Begin

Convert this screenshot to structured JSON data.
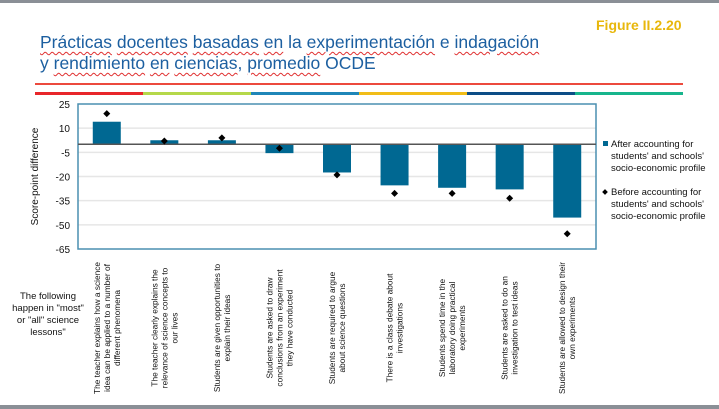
{
  "header": {
    "title_line1_parts": [
      {
        "text": "Prácticas",
        "flag": true
      },
      {
        "text": " ",
        "flag": false
      },
      {
        "text": "docentes",
        "flag": true
      },
      {
        "text": " ",
        "flag": false
      },
      {
        "text": "basadas",
        "flag": true
      },
      {
        "text": " ",
        "flag": false
      },
      {
        "text": "en",
        "flag": true
      },
      {
        "text": " la ",
        "flag": false
      },
      {
        "text": "experimentación",
        "flag": true
      },
      {
        "text": " e ",
        "flag": false
      },
      {
        "text": "indagación",
        "flag": true
      }
    ],
    "title_line2_parts": [
      {
        "text": "y ",
        "flag": false
      },
      {
        "text": "rendimiento",
        "flag": true
      },
      {
        "text": " ",
        "flag": false
      },
      {
        "text": "en",
        "flag": true
      },
      {
        "text": " ",
        "flag": false
      },
      {
        "text": "ciencias",
        "flag": true
      },
      {
        "text": ", ",
        "flag": false
      },
      {
        "text": "promedio",
        "flag": true
      },
      {
        "text": " OCDE",
        "flag": false
      }
    ],
    "figure_label": "Figure II.2.20",
    "rule_colors": [
      "#e8262a",
      "#b5d84a",
      "#1f86b8",
      "#f1bd18",
      "#0c4d86",
      "#17b58c"
    ],
    "title_color": "#1c5fa0",
    "figure_color": "#e8b70b"
  },
  "side_note": "The following happen in \"most\" or \"all\" science lessons\"",
  "chart_data": {
    "type": "bar",
    "title": "Prácticas docentes basadas en la experimentación e indagación y rendimiento en ciencias, promedio OCDE",
    "xlabel": "",
    "ylabel": "Score-point difference",
    "ylim": [
      -65,
      25
    ],
    "yticks": [
      25,
      10,
      -5,
      -20,
      -35,
      -50,
      -65
    ],
    "grid": true,
    "legend_position": "right",
    "categories": [
      "The teacher explains how a science idea can be applied to a number of different phenomena",
      "The teacher clearly explains the relevance of science concepts to our lives",
      "Students are given opportunities to explain their ideas",
      "Students are asked to draw conclusions from an experiment they have conducted",
      "Students are required to argue about science questions",
      "There is a class debate about investigations",
      "Students spend time in the laboratory doing practical experiments",
      "Students are asked to do an investigation to test ideas",
      "Students are allowed to design their own experiments"
    ],
    "category_lines": [
      [
        "The teacher explains how a science",
        "idea can be applied to a number of",
        "different phenomena"
      ],
      [
        "The teacher clearly explains the",
        "relevance of science concepts to",
        "our lives"
      ],
      [
        "Students are given opportunities to",
        "explain their ideas"
      ],
      [
        "Students are asked to draw",
        "conclusions from an experiment",
        "they have conducted"
      ],
      [
        "Students are required to argue",
        "about science questions"
      ],
      [
        "There is a class debate about",
        "investigations"
      ],
      [
        "Students spend time in the",
        "laboratory doing practical",
        "experiments"
      ],
      [
        "Students are asked to do an",
        "investigation to test ideas"
      ],
      [
        "Students are allowed to design their",
        "own experiments"
      ]
    ],
    "series": [
      {
        "name": "After accounting for students' and schools' socio-economic profile",
        "marker": "bar",
        "color": "#006892",
        "values": [
          14,
          2.5,
          2.5,
          -5.5,
          -17.5,
          -25.5,
          -27,
          -28,
          -45.5
        ]
      },
      {
        "name": "Before accounting for students' and schools' socio-economic profile",
        "marker": "diamond",
        "color": "#000000",
        "values": [
          19,
          2,
          4,
          -2.5,
          -19,
          -30.5,
          -30.5,
          -33.5,
          -55.5
        ]
      }
    ]
  }
}
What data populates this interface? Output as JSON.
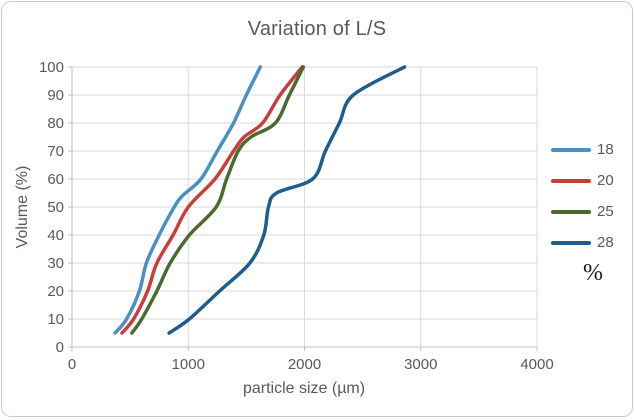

End

Without including any pictures, print each record exactly.

Convert this screenshot to structured JSON data.
{
  "header": {
    "title_line1_parts": [
      {
        "text": "Prácticas",
        "flag": true
      },
      {
        "text": " ",
        "flag": false
      },
      {
        "text": "docentes",
        "flag": true
      },
      {
        "text": " ",
        "flag": false
      },
      {
        "text": "basadas",
        "flag": true
      },
      {
        "text": " ",
        "flag": false
      },
      {
        "text": "en",
        "flag": true
      },
      {
        "text": " la ",
        "flag": false
      },
      {
        "text": "experimentación",
        "flag": true
      },
      {
        "text": " e ",
        "flag": false
      },
      {
        "text": "indagación",
        "flag": true
      }
    ],
    "title_line2_parts": [
      {
        "text": "y ",
        "flag": false
      },
      {
        "text": "rendimiento",
        "flag": true
      },
      {
        "text": " ",
        "flag": false
      },
      {
        "text": "en",
        "flag": true
      },
      {
        "text": " ",
        "flag": false
      },
      {
        "text": "ciencias",
        "flag": true
      },
      {
        "text": ", ",
        "flag": false
      },
      {
        "text": "promedio",
        "flag": true
      },
      {
        "text": " OCDE",
        "flag": false
      }
    ],
    "figure_label": "Figure II.2.20",
    "rule_colors": [
      "#e8262a",
      "#b5d84a",
      "#1f86b8",
      "#f1bd18",
      "#0c4d86",
      "#17b58c"
    ],
    "title_color": "#1c5fa0",
    "figure_color": "#e8b70b"
  },
  "side_note": "The following happen in \"most\" or \"all\" science lessons\"",
  "chart_data": {
    "type": "bar",
    "title": "Prácticas docentes basadas en la experimentación e indagación y rendimiento en ciencias, promedio OCDE",
    "xlabel": "",
    "ylabel": "Score-point difference",
    "ylim": [
      -65,
      25
    ],
    "yticks": [
      25,
      10,
      -5,
      -20,
      -35,
      -50,
      -65
    ],
    "grid": true,
    "legend_position": "right",
    "categories": [
      "The teacher explains how a science idea can be applied to a number of different phenomena",
      "The teacher clearly explains the relevance of science concepts to our lives",
      "Students are given opportunities to explain their ideas",
      "Students are asked to draw conclusions from an experiment they have conducted",
      "Students are required to argue about science questions",
      "There is a class debate about investigations",
      "Students spend time in the laboratory doing practical experiments",
      "Students are asked to do an investigation to test ideas",
      "Students are allowed to design their own experiments"
    ],
    "category_lines": [
      [
        "The teacher explains how a science",
        "idea can be applied to a number of",
        "different phenomena"
      ],
      [
        "The teacher clearly explains the",
        "relevance of science concepts to",
        "our lives"
      ],
      [
        "Students are given opportunities to",
        "explain their ideas"
      ],
      [
        "Students are asked to draw",
        "conclusions from an experiment",
        "they have conducted"
      ],
      [
        "Students are required to argue",
        "about science questions"
      ],
      [
        "There is a class debate about",
        "investigations"
      ],
      [
        "Students spend time in the",
        "laboratory doing practical",
        "experiments"
      ],
      [
        "Students are asked to do an",
        "investigation to test ideas"
      ],
      [
        "Students are allowed to design their",
        "own experiments"
      ]
    ],
    "series": [
      {
        "name": "After accounting for students' and schools' socio-economic profile",
        "marker": "bar",
        "color": "#006892",
        "values": [
          14,
          2.5,
          2.5,
          -5.5,
          -17.5,
          -25.5,
          -27,
          -28,
          -45.5
        ]
      },
      {
        "name": "Before accounting for students' and schools' socio-economic profile",
        "marker": "diamond",
        "color": "#000000",
        "values": [
          19,
          2,
          4,
          -2.5,
          -19,
          -30.5,
          -30.5,
          -33.5,
          -55.5
        ]
      }
    ]
  }
}
What data populates this interface? Output as JSON.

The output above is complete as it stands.